| Set task |
Find the string "Google" in the listing and report every line that has it.

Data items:

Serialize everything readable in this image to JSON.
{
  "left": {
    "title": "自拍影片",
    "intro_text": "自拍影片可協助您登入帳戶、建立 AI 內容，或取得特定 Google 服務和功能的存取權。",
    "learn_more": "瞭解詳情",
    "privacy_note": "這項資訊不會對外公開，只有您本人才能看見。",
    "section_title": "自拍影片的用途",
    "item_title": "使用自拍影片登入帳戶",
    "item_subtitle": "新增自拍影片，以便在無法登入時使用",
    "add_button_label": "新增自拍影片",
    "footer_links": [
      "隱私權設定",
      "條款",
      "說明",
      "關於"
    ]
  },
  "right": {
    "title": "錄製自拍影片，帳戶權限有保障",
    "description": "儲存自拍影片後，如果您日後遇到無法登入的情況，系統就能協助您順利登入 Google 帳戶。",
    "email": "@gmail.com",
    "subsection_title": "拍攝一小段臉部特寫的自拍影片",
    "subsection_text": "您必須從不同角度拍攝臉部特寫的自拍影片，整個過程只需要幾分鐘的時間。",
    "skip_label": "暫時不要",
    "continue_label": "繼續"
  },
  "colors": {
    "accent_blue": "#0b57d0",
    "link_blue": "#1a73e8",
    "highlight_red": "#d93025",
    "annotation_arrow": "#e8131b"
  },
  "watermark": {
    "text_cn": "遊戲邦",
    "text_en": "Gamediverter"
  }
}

| Written solution |
    "intro_text": "自拍影片可協助您登入帳戶、建立 AI 內容，或取得特定 Google 服務和功能的存取權。",
    "description": "儲存自拍影片後，如果您日後遇到無法登入的情況，系統就能協助您順利登入 Google 帳戶。",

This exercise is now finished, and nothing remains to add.